| EXERCISE REQUIREMENTS |
Copy out all of the data exactly as it appears.

| SUPPLIED DATA |
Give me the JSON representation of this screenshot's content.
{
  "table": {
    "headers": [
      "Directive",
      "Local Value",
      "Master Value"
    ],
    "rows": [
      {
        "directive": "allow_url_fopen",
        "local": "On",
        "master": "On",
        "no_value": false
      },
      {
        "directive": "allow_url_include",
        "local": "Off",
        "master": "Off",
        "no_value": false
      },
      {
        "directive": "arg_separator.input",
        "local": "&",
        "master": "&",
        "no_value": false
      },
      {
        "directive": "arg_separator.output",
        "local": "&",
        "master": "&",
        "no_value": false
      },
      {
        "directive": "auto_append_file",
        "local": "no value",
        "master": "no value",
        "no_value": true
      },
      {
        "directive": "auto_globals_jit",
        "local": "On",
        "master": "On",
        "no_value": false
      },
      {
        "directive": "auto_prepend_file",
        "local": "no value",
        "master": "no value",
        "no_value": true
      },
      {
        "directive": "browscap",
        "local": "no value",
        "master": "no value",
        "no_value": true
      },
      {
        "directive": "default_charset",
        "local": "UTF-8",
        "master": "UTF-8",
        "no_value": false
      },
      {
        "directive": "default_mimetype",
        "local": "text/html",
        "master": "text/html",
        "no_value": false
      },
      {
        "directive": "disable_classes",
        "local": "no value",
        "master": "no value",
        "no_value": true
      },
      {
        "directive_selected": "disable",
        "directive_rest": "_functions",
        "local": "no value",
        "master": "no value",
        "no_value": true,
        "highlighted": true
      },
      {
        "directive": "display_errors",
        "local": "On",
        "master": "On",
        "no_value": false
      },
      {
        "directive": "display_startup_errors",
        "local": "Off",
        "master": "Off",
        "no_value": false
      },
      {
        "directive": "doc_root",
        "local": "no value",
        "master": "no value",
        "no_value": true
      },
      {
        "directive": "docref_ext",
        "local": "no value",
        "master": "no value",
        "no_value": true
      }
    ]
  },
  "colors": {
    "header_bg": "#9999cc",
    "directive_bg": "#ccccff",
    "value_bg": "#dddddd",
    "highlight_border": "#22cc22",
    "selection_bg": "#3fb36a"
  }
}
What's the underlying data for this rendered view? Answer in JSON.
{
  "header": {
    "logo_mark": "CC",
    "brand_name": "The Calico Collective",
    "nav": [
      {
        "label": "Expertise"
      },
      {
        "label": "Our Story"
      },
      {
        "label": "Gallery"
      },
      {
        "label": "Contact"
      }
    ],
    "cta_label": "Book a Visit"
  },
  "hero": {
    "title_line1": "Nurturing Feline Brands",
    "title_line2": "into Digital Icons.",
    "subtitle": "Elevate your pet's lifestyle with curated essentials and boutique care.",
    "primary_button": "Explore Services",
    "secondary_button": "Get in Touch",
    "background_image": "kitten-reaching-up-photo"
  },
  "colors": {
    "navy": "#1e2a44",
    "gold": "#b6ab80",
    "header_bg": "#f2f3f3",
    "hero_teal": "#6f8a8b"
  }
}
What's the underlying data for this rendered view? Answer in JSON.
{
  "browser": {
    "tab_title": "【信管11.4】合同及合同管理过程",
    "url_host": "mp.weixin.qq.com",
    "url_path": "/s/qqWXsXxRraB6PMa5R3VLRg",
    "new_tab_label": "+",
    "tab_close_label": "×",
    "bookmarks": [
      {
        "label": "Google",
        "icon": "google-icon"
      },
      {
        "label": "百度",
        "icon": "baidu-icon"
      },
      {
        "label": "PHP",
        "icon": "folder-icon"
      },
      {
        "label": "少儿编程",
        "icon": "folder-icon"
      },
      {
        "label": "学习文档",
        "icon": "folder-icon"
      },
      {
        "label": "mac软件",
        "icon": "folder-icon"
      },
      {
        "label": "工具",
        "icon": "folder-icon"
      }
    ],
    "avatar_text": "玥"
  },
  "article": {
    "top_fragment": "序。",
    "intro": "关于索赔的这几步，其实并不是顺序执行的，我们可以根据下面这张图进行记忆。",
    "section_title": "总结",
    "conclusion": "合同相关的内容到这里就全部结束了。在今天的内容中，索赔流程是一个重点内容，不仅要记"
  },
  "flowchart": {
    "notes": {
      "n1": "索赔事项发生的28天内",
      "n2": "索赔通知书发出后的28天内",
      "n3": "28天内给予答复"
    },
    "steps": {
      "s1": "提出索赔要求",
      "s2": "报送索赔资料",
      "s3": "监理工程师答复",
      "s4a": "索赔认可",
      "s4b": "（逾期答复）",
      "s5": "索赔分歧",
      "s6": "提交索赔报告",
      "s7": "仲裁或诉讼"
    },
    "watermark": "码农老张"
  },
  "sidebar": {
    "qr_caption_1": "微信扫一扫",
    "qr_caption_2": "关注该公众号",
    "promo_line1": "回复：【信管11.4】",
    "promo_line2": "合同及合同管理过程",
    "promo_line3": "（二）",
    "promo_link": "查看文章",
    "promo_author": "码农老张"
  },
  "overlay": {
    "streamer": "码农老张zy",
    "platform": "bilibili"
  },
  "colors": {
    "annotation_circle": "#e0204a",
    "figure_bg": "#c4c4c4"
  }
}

| CORRECT ANSWER |
Give me the JSON representation of this screenshot's content.
{
  "table": {
    "headers": [
      "Directive",
      "Local Value",
      "Master Value"
    ],
    "rows": [
      {
        "directive": "allow_url_fopen",
        "local": "On",
        "master": "On",
        "no_value": false
      },
      {
        "directive": "allow_url_include",
        "local": "Off",
        "master": "Off",
        "no_value": false
      },
      {
        "directive": "arg_separator.input",
        "local": "&",
        "master": "&",
        "no_value": false
      },
      {
        "directive": "arg_separator.output",
        "local": "&",
        "master": "&",
        "no_value": false
      },
      {
        "directive": "auto_append_file",
        "local": "no value",
        "master": "no value",
        "no_value": true
      },
      {
        "directive": "auto_globals_jit",
        "local": "On",
        "master": "On",
        "no_value": false
      },
      {
        "directive": "auto_prepend_file",
        "local": "no value",
        "master": "no value",
        "no_value": true
      },
      {
        "directive": "browscap",
        "local": "no value",
        "master": "no value",
        "no_value": true
      },
      {
        "directive": "default_charset",
        "local": "UTF-8",
        "master": "UTF-8",
        "no_value": false
      },
      {
        "directive": "default_mimetype",
        "local": "text/html",
        "master": "text/html",
        "no_value": false
      },
      {
        "directive": "disable_classes",
        "local": "no value",
        "master": "no value",
        "no_value": true
      },
      {
        "directive_selected": "disable",
        "directive_rest": "_functions",
        "local": "no value",
        "master": "no value",
        "no_value": true,
        "highlighted": true
      },
      {
        "directive": "display_errors",
        "local": "On",
        "master": "On",
        "no_value": false
      },
      {
        "directive": "display_startup_errors",
        "local": "Off",
        "master": "Off",
        "no_value": false
      },
      {
        "directive": "doc_root",
        "local": "no value",
        "master": "no value",
        "no_value": true
      },
      {
        "directive": "docref_ext",
        "local": "no value",
        "master": "no value",
        "no_value": true
      }
    ]
  },
  "colors": {
    "header_bg": "#9999cc",
    "directive_bg": "#ccccff",
    "value_bg": "#dddddd",
    "highlight_border": "#22cc22",
    "selection_bg": "#3fb36a"
  }
}
What's the underlying data for this rendered view? Answer in JSON.
{
  "header": {
    "logo_mark": "CC",
    "brand_name": "The Calico Collective",
    "nav": [
      {
        "label": "Expertise"
      },
      {
        "label": "Our Story"
      },
      {
        "label": "Gallery"
      },
      {
        "label": "Contact"
      }
    ],
    "cta_label": "Book a Visit"
  },
  "hero": {
    "title_line1": "Nurturing Feline Brands",
    "title_line2": "into Digital Icons.",
    "subtitle": "Elevate your pet's lifestyle with curated essentials and boutique care.",
    "primary_button": "Explore Services",
    "secondary_button": "Get in Touch",
    "background_image": "kitten-reaching-up-photo"
  },
  "colors": {
    "navy": "#1e2a44",
    "gold": "#b6ab80",
    "header_bg": "#f2f3f3",
    "hero_teal": "#6f8a8b"
  }
}
What's the underlying data for this rendered view? Answer in JSON.
{
  "browser": {
    "tab_title": "【信管11.4】合同及合同管理过程",
    "url_host": "mp.weixin.qq.com",
    "url_path": "/s/qqWXsXxRraB6PMa5R3VLRg",
    "new_tab_label": "+",
    "tab_close_label": "×",
    "bookmarks": [
      {
        "label": "Google",
        "icon": "google-icon"
      },
      {
        "label": "百度",
        "icon": "baidu-icon"
      },
      {
        "label": "PHP",
        "icon": "folder-icon"
      },
      {
        "label": "少儿编程",
        "icon": "folder-icon"
      },
      {
        "label": "学习文档",
        "icon": "folder-icon"
      },
      {
        "label": "mac软件",
        "icon": "folder-icon"
      },
      {
        "label": "工具",
        "icon": "folder-icon"
      }
    ],
    "avatar_text": "玥"
  },
  "article": {
    "top_fragment": "序。",
    "intro": "关于索赔的这几步，其实并不是顺序执行的，我们可以根据下面这张图进行记忆。",
    "section_title": "总结",
    "conclusion": "合同相关的内容到这里就全部结束了。在今天的内容中，索赔流程是一个重点内容，不仅要记"
  },
  "flowchart": {
    "notes": {
      "n1": "索赔事项发生的28天内",
      "n2": "索赔通知书发出后的28天内",
      "n3": "28天内给予答复"
    },
    "steps": {
      "s1": "提出索赔要求",
      "s2": "报送索赔资料",
      "s3": "监理工程师答复",
      "s4a": "索赔认可",
      "s4b": "（逾期答复）",
      "s5": "索赔分歧",
      "s6": "提交索赔报告",
      "s7": "仲裁或诉讼"
    },
    "watermark": "码农老张"
  },
  "sidebar": {
    "qr_caption_1": "微信扫一扫",
    "qr_caption_2": "关注该公众号",
    "promo_line1": "回复：【信管11.4】",
    "promo_line2": "合同及合同管理过程",
    "promo_line3": "（二）",
    "promo_link": "查看文章",
    "promo_author": "码农老张"
  },
  "overlay": {
    "streamer": "码农老张zy",
    "platform": "bilibili"
  },
  "colors": {
    "annotation_circle": "#e0204a",
    "figure_bg": "#c4c4c4"
  }
}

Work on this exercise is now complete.